→ Aufgabe A:
Nenne jede Abkürzung, die im Forenbeitrag über Ursprungsmythen vorkommt, jeweils einmal.
→ Aufgabe B:
Übersetze den Satz „Europäische Ursprungsmythen hatten meist diverse Ursachen.“ aus dem Forenbeitrag über Ursprungsmythen ins Englische.
→ Aufgabe C:
Laut dem Forenbeitrag über Ursprungsmythen: Auf wen wollte man die eigenen Ahnen wenigstens zurückführen können, wenn biblische Gestalten dafür nicht infrage kamen?

→ Textauszug:
--------------------------------
Beitrag von Peregrin » Mi 10. Apr 2019, 13:33

Hekate hat geschrieben:
Mi 10. Apr 2019, 11:58
Cäser z. B. - Aneaes (oder wie sich schreibt.Bei vielen Europäischen Uraltadel, war z. B. Udinen beliebt.
Da wirfst du nun mehrere Sachen zusammen.

Europäische Ursprungsmythen hatten meist diverse Ursachen. Eine der Hauptursachen lag darin, dass man im Zuge der Ethnogenese einen gemeinsamen Ursprung für Menschen unterschiedlicher Stämme zu schaffen versuchte, damit die sich als eine Ethnie verstehen konnten.

Eine weitere Ursache war die, dass der Christianisierung der Versuch einer "Aufwertung" der eigenen Herkunft versucht wurde, sowohl was das sakrale als auch was das Alter betraf. (Wenn man schon die eigenen Ahnen nicht auf biblische Gestalten zurückführen konnte, dann wollte man die doch immerhin auf klassische antike Helden zurückführen können.) Das wurde besonders dann unternommen, wenn ein König etabliert wurde, für Gebiete, für die es zuvor diverse Herrscher gegeben. (Darum Aeneas, Brutus, und so weiter.)

Das hatte beidesmal politische Gründe und ist m.E. nicht zu vergleichen mit den Ursprungsmythen einzelner "Clans", die Naturwesen als Ahnen ansahen. Die wären die einzigen, die man bedingt mit den shintoistischen Aspekten vergleichen könnte.
--------------------------------
→ Quelldaten:
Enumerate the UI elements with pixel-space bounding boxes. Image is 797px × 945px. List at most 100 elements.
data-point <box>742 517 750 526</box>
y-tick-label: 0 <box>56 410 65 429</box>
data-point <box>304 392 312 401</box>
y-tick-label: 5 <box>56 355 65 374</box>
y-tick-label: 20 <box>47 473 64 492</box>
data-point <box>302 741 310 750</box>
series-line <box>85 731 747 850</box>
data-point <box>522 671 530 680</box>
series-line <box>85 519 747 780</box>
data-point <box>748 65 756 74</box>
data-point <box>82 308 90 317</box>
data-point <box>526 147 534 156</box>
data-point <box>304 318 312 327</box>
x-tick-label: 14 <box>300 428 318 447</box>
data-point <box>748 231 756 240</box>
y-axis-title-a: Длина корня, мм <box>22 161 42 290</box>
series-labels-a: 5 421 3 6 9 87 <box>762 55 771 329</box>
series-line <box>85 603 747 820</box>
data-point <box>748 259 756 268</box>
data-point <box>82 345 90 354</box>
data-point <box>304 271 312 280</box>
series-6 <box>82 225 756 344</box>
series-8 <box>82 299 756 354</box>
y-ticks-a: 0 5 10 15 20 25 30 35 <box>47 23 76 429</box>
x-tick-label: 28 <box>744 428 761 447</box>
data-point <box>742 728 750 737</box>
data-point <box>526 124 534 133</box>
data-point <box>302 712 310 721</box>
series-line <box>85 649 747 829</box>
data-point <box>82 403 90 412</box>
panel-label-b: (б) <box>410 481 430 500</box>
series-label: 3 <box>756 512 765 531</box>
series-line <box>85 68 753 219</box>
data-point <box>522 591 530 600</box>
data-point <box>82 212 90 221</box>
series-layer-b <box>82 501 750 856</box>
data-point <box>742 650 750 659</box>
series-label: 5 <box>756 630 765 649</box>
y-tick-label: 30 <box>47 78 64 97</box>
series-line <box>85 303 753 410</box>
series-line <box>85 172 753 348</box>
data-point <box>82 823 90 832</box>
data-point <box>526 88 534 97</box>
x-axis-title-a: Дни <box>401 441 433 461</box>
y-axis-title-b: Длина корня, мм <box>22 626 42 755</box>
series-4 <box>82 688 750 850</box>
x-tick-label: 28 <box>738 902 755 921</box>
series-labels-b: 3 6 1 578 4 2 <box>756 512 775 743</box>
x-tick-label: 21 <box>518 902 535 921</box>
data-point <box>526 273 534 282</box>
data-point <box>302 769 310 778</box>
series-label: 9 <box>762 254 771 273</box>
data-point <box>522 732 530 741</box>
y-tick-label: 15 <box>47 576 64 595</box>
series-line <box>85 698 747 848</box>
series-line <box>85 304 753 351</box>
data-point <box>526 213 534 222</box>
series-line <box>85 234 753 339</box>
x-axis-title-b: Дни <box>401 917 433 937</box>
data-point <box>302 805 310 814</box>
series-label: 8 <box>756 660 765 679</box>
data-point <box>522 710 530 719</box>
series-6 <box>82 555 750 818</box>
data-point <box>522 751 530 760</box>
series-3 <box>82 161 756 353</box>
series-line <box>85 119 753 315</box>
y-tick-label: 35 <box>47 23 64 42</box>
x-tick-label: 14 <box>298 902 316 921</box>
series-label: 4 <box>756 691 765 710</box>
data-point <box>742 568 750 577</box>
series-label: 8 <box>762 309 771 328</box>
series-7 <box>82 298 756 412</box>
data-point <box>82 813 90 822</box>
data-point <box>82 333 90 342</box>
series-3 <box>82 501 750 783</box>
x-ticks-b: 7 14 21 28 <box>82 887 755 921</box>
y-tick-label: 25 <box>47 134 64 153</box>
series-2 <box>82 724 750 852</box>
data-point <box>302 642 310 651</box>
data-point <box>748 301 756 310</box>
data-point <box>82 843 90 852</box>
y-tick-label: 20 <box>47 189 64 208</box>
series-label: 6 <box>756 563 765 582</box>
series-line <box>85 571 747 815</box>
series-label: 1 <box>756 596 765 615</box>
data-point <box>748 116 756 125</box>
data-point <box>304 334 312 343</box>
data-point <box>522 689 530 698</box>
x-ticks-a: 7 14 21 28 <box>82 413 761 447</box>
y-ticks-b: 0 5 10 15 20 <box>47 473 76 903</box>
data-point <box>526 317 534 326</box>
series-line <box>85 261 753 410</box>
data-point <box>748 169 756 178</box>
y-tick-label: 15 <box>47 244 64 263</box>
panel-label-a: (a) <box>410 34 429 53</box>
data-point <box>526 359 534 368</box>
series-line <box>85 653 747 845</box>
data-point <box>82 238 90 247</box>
--------------------------------
→ Ergebnis A:
Mi, Apr, z. B., m.E.

→ Ergebnis B:
European origin myths usually had various causes.

→ Ergebnis C:
Auf klassische antike Helden.